**** RECORDS TO USE ****

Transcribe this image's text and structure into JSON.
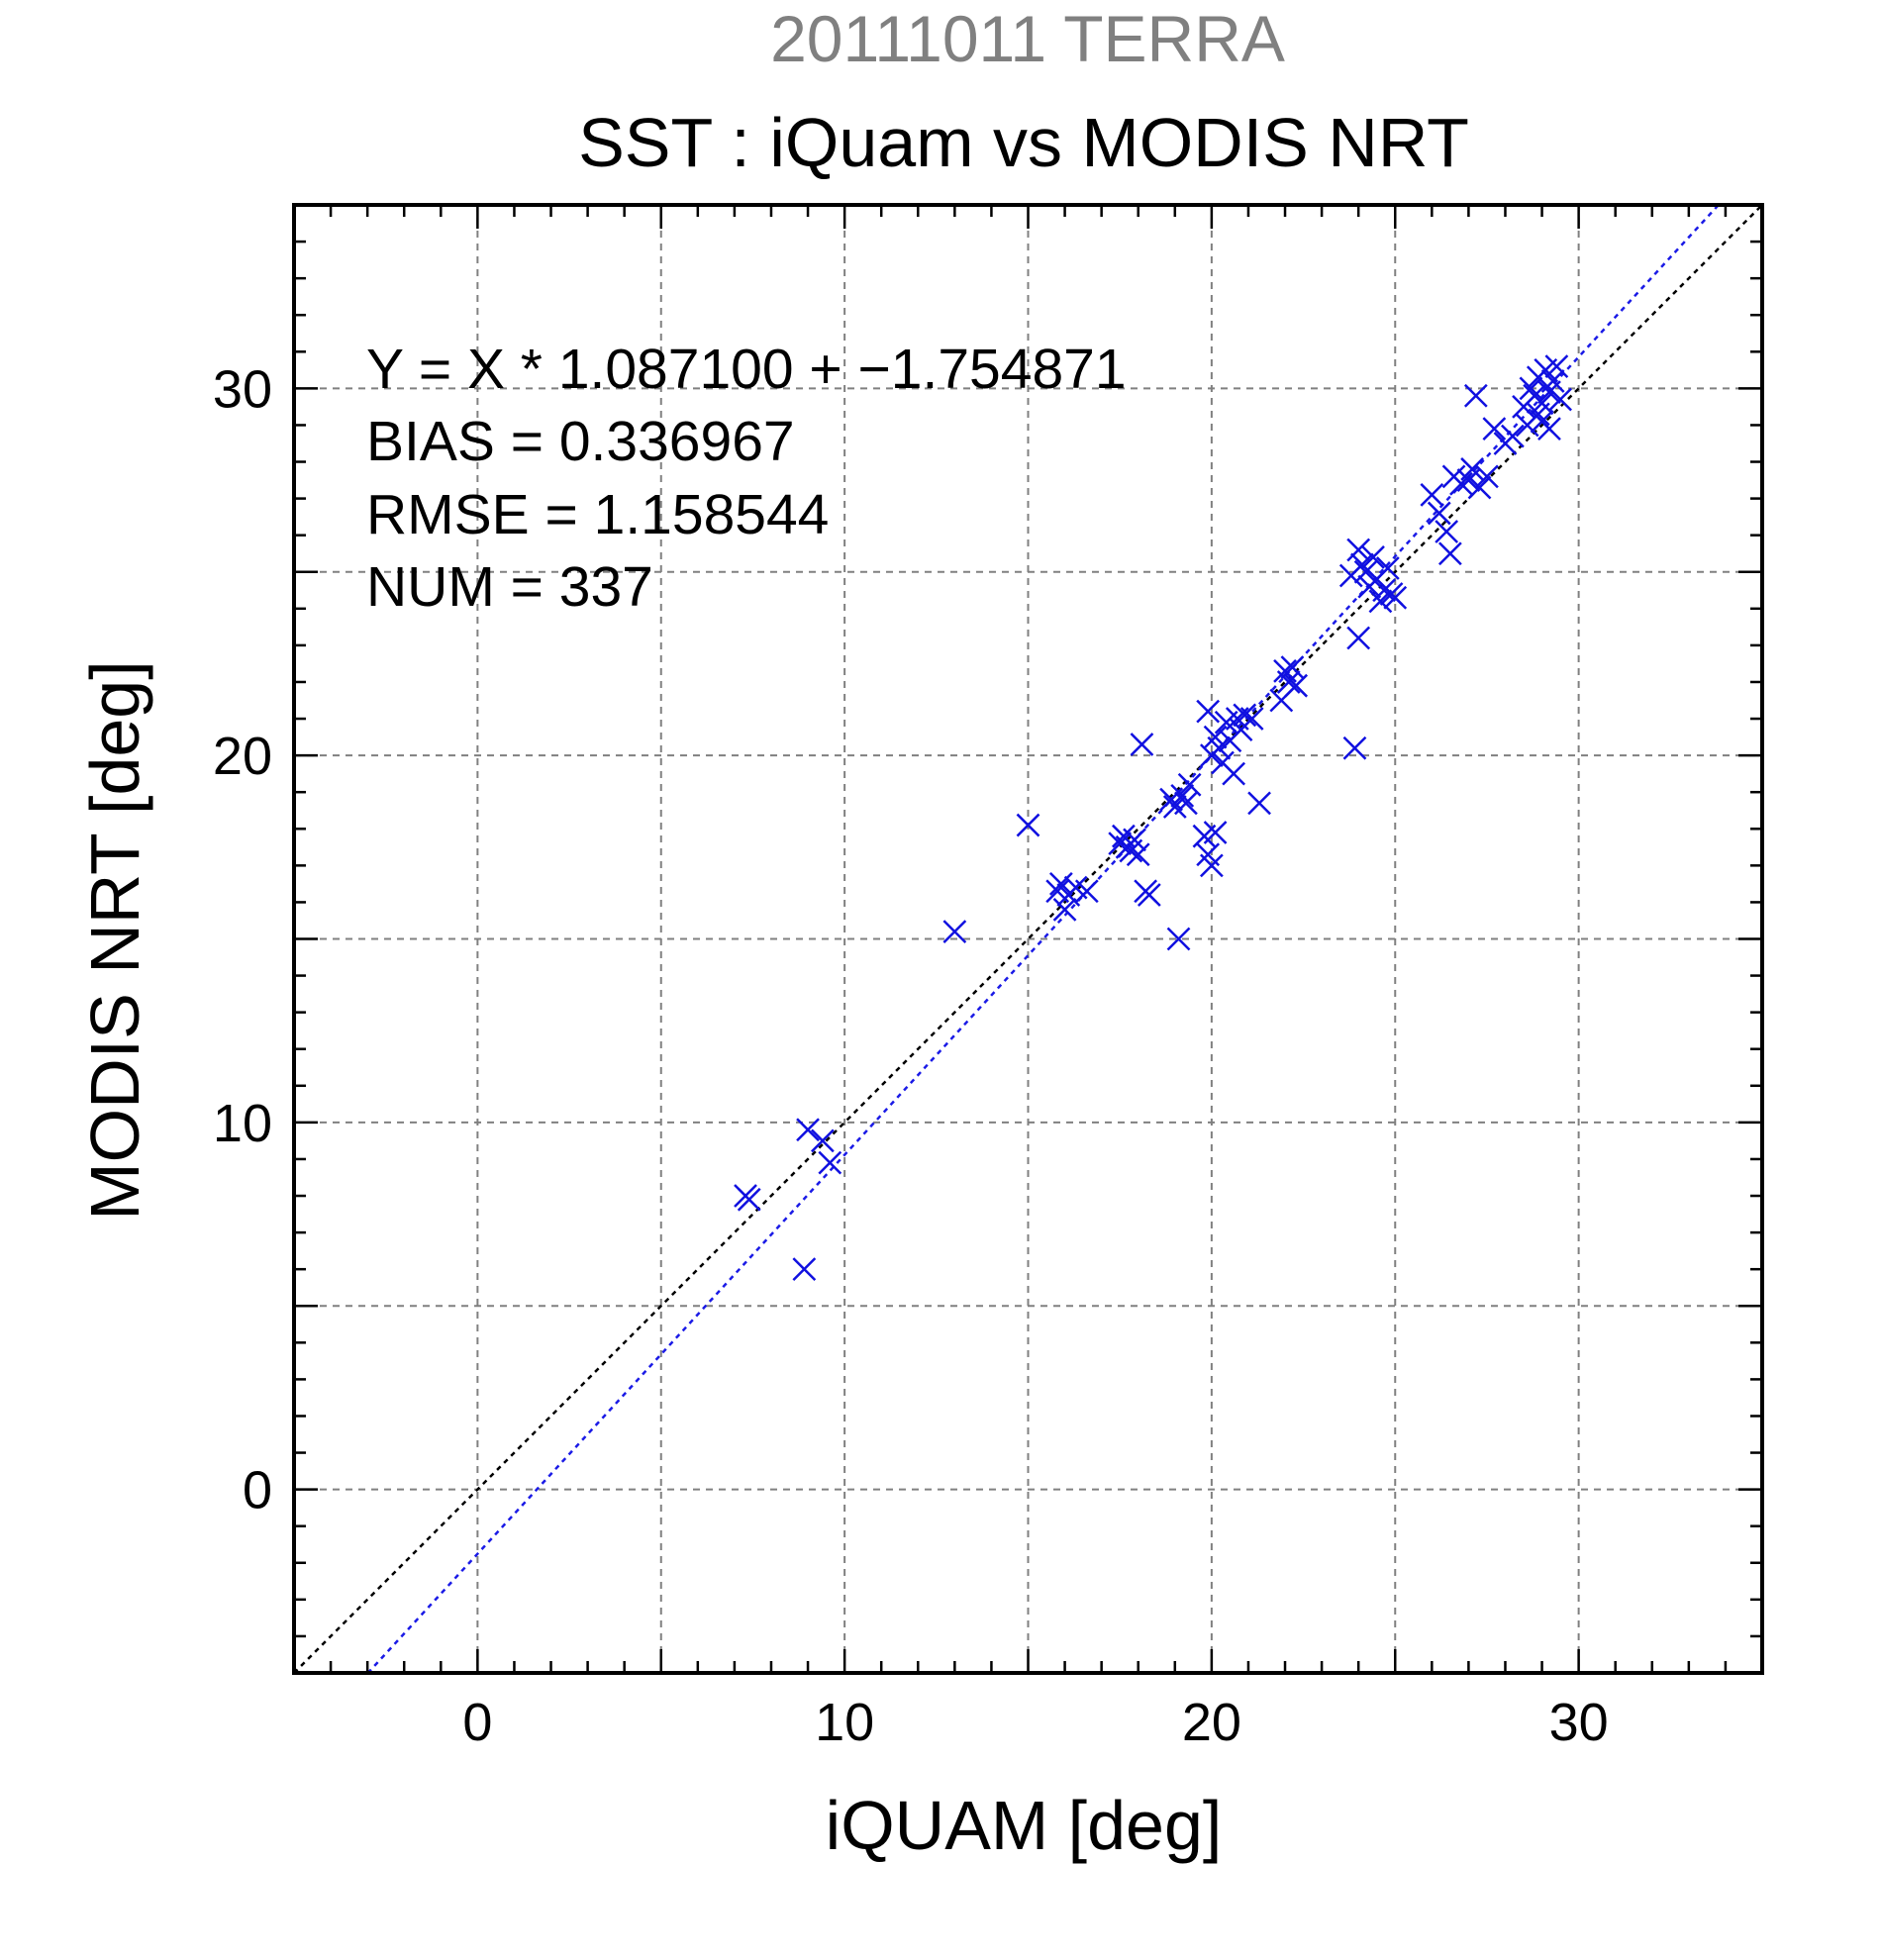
{
  "chart_data": {
    "type": "scatter",
    "title": "SST : iQuam vs MODIS NRT",
    "supertitle": "20111011 TERRA",
    "xlabel": "iQUAM [deg]",
    "ylabel": "MODIS NRT [deg]",
    "xlim": [
      -5,
      35
    ],
    "ylim": [
      -5,
      35
    ],
    "xticks": [
      0,
      10,
      20,
      30
    ],
    "yticks": [
      0,
      10,
      20,
      30
    ],
    "minor_tick_step": 1,
    "grid": true,
    "grid_step": 5,
    "annotations": [
      "Y = X * 1.087100 + −1.754871",
      "BIAS = 0.336967",
      "RMSE = 1.158544",
      "NUM = 337"
    ],
    "regression": {
      "slope": 1.0871,
      "intercept": -1.754871
    },
    "colors": {
      "points": "#1010e0",
      "fit_line": "#1a1ae6",
      "identity_line": "#000000",
      "grid": "#808080",
      "supertitle": "#808080",
      "text": "#000000"
    },
    "series": [
      {
        "marker": "x",
        "points": [
          [
            7.3,
            8.0
          ],
          [
            7.4,
            7.9
          ],
          [
            9.0,
            9.8
          ],
          [
            9.4,
            9.5
          ],
          [
            9.6,
            8.9
          ],
          [
            8.9,
            6.0
          ],
          [
            13.0,
            15.2
          ],
          [
            15.0,
            18.1
          ],
          [
            15.8,
            16.3
          ],
          [
            15.9,
            16.5
          ],
          [
            16.0,
            15.8
          ],
          [
            16.1,
            16.2
          ],
          [
            16.3,
            16.4
          ],
          [
            16.6,
            16.3
          ],
          [
            17.5,
            17.6
          ],
          [
            17.6,
            17.8
          ],
          [
            17.7,
            17.5
          ],
          [
            17.8,
            17.4
          ],
          [
            17.9,
            17.7
          ],
          [
            18.0,
            17.3
          ],
          [
            18.1,
            20.3
          ],
          [
            18.2,
            16.3
          ],
          [
            18.3,
            16.2
          ],
          [
            18.9,
            18.8
          ],
          [
            19.0,
            18.6
          ],
          [
            19.1,
            15.0
          ],
          [
            19.2,
            18.9
          ],
          [
            19.3,
            18.7
          ],
          [
            19.4,
            19.2
          ],
          [
            19.8,
            17.8
          ],
          [
            19.9,
            17.3
          ],
          [
            20.0,
            17.0
          ],
          [
            20.1,
            17.9
          ],
          [
            19.9,
            21.2
          ],
          [
            20.0,
            20.0
          ],
          [
            20.1,
            20.5
          ],
          [
            20.2,
            20.2
          ],
          [
            20.3,
            19.8
          ],
          [
            20.4,
            20.9
          ],
          [
            20.5,
            20.4
          ],
          [
            20.6,
            19.5
          ],
          [
            20.7,
            21.0
          ],
          [
            20.8,
            20.7
          ],
          [
            20.9,
            21.1
          ],
          [
            21.1,
            21.0
          ],
          [
            21.3,
            18.7
          ],
          [
            21.9,
            21.5
          ],
          [
            22.0,
            22.3
          ],
          [
            22.1,
            22.0
          ],
          [
            22.2,
            22.4
          ],
          [
            22.3,
            21.9
          ],
          [
            23.9,
            20.2
          ],
          [
            24.0,
            23.2
          ],
          [
            23.8,
            24.9
          ],
          [
            24.0,
            25.6
          ],
          [
            24.1,
            25.2
          ],
          [
            24.2,
            25.0
          ],
          [
            24.3,
            24.6
          ],
          [
            24.4,
            25.4
          ],
          [
            24.5,
            24.8
          ],
          [
            24.6,
            24.2
          ],
          [
            24.7,
            24.5
          ],
          [
            24.8,
            25.1
          ],
          [
            24.9,
            24.4
          ],
          [
            25.0,
            24.3
          ],
          [
            26.0,
            27.1
          ],
          [
            26.2,
            26.6
          ],
          [
            26.4,
            26.1
          ],
          [
            26.5,
            25.5
          ],
          [
            26.6,
            27.6
          ],
          [
            26.8,
            27.4
          ],
          [
            27.0,
            27.5
          ],
          [
            27.1,
            27.8
          ],
          [
            27.2,
            29.8
          ],
          [
            27.3,
            27.3
          ],
          [
            27.5,
            27.6
          ],
          [
            27.7,
            28.9
          ],
          [
            28.0,
            28.5
          ],
          [
            28.2,
            28.7
          ],
          [
            28.5,
            29.5
          ],
          [
            28.6,
            29.0
          ],
          [
            28.7,
            30.0
          ],
          [
            28.8,
            29.8
          ],
          [
            28.9,
            30.3
          ],
          [
            29.0,
            29.6
          ],
          [
            29.1,
            30.5
          ],
          [
            29.2,
            29.9
          ],
          [
            29.3,
            30.2
          ],
          [
            29.4,
            30.6
          ],
          [
            29.5,
            29.7
          ],
          [
            29.0,
            29.1
          ],
          [
            29.2,
            28.9
          ],
          [
            28.9,
            29.3
          ]
        ]
      }
    ]
  }
}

****

DIRECTIONS: Write out the material above again, word for word, minus its pictures.

RESPONSE TO THIS TASK:
Transcribe this image's text and structure into JSON.
{
  "chart_data": {
    "type": "scatter",
    "title": "SST : iQuam vs MODIS NRT",
    "supertitle": "20111011 TERRA",
    "xlabel": "iQUAM [deg]",
    "ylabel": "MODIS NRT [deg]",
    "xlim": [
      -5,
      35
    ],
    "ylim": [
      -5,
      35
    ],
    "xticks": [
      0,
      10,
      20,
      30
    ],
    "yticks": [
      0,
      10,
      20,
      30
    ],
    "minor_tick_step": 1,
    "grid": true,
    "grid_step": 5,
    "annotations": [
      "Y = X * 1.087100 + −1.754871",
      "BIAS = 0.336967",
      "RMSE = 1.158544",
      "NUM = 337"
    ],
    "regression": {
      "slope": 1.0871,
      "intercept": -1.754871
    },
    "colors": {
      "points": "#1010e0",
      "fit_line": "#1a1ae6",
      "identity_line": "#000000",
      "grid": "#808080",
      "supertitle": "#808080",
      "text": "#000000"
    },
    "series": [
      {
        "marker": "x",
        "points": [
          [
            7.3,
            8.0
          ],
          [
            7.4,
            7.9
          ],
          [
            9.0,
            9.8
          ],
          [
            9.4,
            9.5
          ],
          [
            9.6,
            8.9
          ],
          [
            8.9,
            6.0
          ],
          [
            13.0,
            15.2
          ],
          [
            15.0,
            18.1
          ],
          [
            15.8,
            16.3
          ],
          [
            15.9,
            16.5
          ],
          [
            16.0,
            15.8
          ],
          [
            16.1,
            16.2
          ],
          [
            16.3,
            16.4
          ],
          [
            16.6,
            16.3
          ],
          [
            17.5,
            17.6
          ],
          [
            17.6,
            17.8
          ],
          [
            17.7,
            17.5
          ],
          [
            17.8,
            17.4
          ],
          [
            17.9,
            17.7
          ],
          [
            18.0,
            17.3
          ],
          [
            18.1,
            20.3
          ],
          [
            18.2,
            16.3
          ],
          [
            18.3,
            16.2
          ],
          [
            18.9,
            18.8
          ],
          [
            19.0,
            18.6
          ],
          [
            19.1,
            15.0
          ],
          [
            19.2,
            18.9
          ],
          [
            19.3,
            18.7
          ],
          [
            19.4,
            19.2
          ],
          [
            19.8,
            17.8
          ],
          [
            19.9,
            17.3
          ],
          [
            20.0,
            17.0
          ],
          [
            20.1,
            17.9
          ],
          [
            19.9,
            21.2
          ],
          [
            20.0,
            20.0
          ],
          [
            20.1,
            20.5
          ],
          [
            20.2,
            20.2
          ],
          [
            20.3,
            19.8
          ],
          [
            20.4,
            20.9
          ],
          [
            20.5,
            20.4
          ],
          [
            20.6,
            19.5
          ],
          [
            20.7,
            21.0
          ],
          [
            20.8,
            20.7
          ],
          [
            20.9,
            21.1
          ],
          [
            21.1,
            21.0
          ],
          [
            21.3,
            18.7
          ],
          [
            21.9,
            21.5
          ],
          [
            22.0,
            22.3
          ],
          [
            22.1,
            22.0
          ],
          [
            22.2,
            22.4
          ],
          [
            22.3,
            21.9
          ],
          [
            23.9,
            20.2
          ],
          [
            24.0,
            23.2
          ],
          [
            23.8,
            24.9
          ],
          [
            24.0,
            25.6
          ],
          [
            24.1,
            25.2
          ],
          [
            24.2,
            25.0
          ],
          [
            24.3,
            24.6
          ],
          [
            24.4,
            25.4
          ],
          [
            24.5,
            24.8
          ],
          [
            24.6,
            24.2
          ],
          [
            24.7,
            24.5
          ],
          [
            24.8,
            25.1
          ],
          [
            24.9,
            24.4
          ],
          [
            25.0,
            24.3
          ],
          [
            26.0,
            27.1
          ],
          [
            26.2,
            26.6
          ],
          [
            26.4,
            26.1
          ],
          [
            26.5,
            25.5
          ],
          [
            26.6,
            27.6
          ],
          [
            26.8,
            27.4
          ],
          [
            27.0,
            27.5
          ],
          [
            27.1,
            27.8
          ],
          [
            27.2,
            29.8
          ],
          [
            27.3,
            27.3
          ],
          [
            27.5,
            27.6
          ],
          [
            27.7,
            28.9
          ],
          [
            28.0,
            28.5
          ],
          [
            28.2,
            28.7
          ],
          [
            28.5,
            29.5
          ],
          [
            28.6,
            29.0
          ],
          [
            28.7,
            30.0
          ],
          [
            28.8,
            29.8
          ],
          [
            28.9,
            30.3
          ],
          [
            29.0,
            29.6
          ],
          [
            29.1,
            30.5
          ],
          [
            29.2,
            29.9
          ],
          [
            29.3,
            30.2
          ],
          [
            29.4,
            30.6
          ],
          [
            29.5,
            29.7
          ],
          [
            29.0,
            29.1
          ],
          [
            29.2,
            28.9
          ],
          [
            28.9,
            29.3
          ]
        ]
      }
    ]
  }
}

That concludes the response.